----- Entries

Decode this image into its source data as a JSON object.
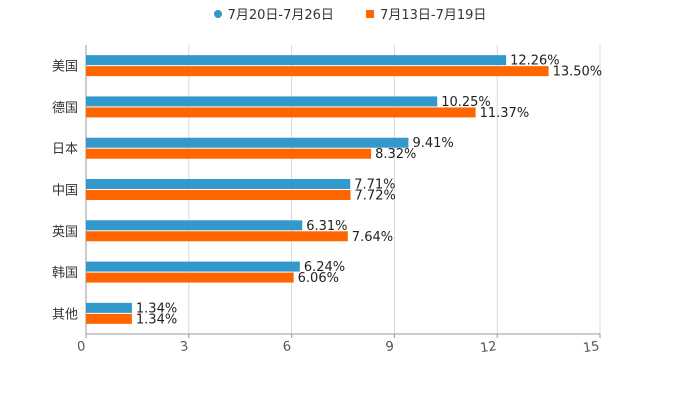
{
  "chart_data": {
    "type": "bar",
    "orientation": "horizontal",
    "categories": [
      "美国",
      "德国",
      "日本",
      "中国",
      "英国",
      "韩国",
      "其他"
    ],
    "series": [
      {
        "name": "7月20日-7月26日",
        "color": "#3399CC",
        "values": [
          12.26,
          10.25,
          9.41,
          7.71,
          6.31,
          6.24,
          1.34
        ],
        "labels": [
          "12.26%",
          "10.25%",
          "9.41%",
          "7.71%",
          "6.31%",
          "6.24%",
          "1.34%"
        ]
      },
      {
        "name": "7月13日-7月19日",
        "color": "#FF6600",
        "values": [
          13.5,
          11.37,
          8.32,
          7.72,
          7.64,
          6.06,
          1.34
        ],
        "labels": [
          "13.50%",
          "11.37%",
          "8.32%",
          "7.72%",
          "7.64%",
          "6.06%",
          "1.34%"
        ]
      }
    ],
    "xlim": [
      0,
      15
    ],
    "xticks": [
      "0",
      "3",
      "6",
      "9",
      "12",
      "15"
    ],
    "tick_values": [
      0,
      3,
      6,
      9,
      12,
      15
    ],
    "grid": true,
    "legend_position": "top-center"
  }
}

----------

■ Set exercise ■
Print every entry above again without changing a word, and omit the pictures.

■ Final answer ■
Decode this image into its source data as a JSON object.
{
  "chart_data": {
    "type": "bar",
    "orientation": "horizontal",
    "categories": [
      "美国",
      "德国",
      "日本",
      "中国",
      "英国",
      "韩国",
      "其他"
    ],
    "series": [
      {
        "name": "7月20日-7月26日",
        "color": "#3399CC",
        "values": [
          12.26,
          10.25,
          9.41,
          7.71,
          6.31,
          6.24,
          1.34
        ],
        "labels": [
          "12.26%",
          "10.25%",
          "9.41%",
          "7.71%",
          "6.31%",
          "6.24%",
          "1.34%"
        ]
      },
      {
        "name": "7月13日-7月19日",
        "color": "#FF6600",
        "values": [
          13.5,
          11.37,
          8.32,
          7.72,
          7.64,
          6.06,
          1.34
        ],
        "labels": [
          "13.50%",
          "11.37%",
          "8.32%",
          "7.72%",
          "7.64%",
          "6.06%",
          "1.34%"
        ]
      }
    ],
    "xlim": [
      0,
      15
    ],
    "xticks": [
      "0",
      "3",
      "6",
      "9",
      "12",
      "15"
    ],
    "tick_values": [
      0,
      3,
      6,
      9,
      12,
      15
    ],
    "grid": true,
    "legend_position": "top-center"
  }
}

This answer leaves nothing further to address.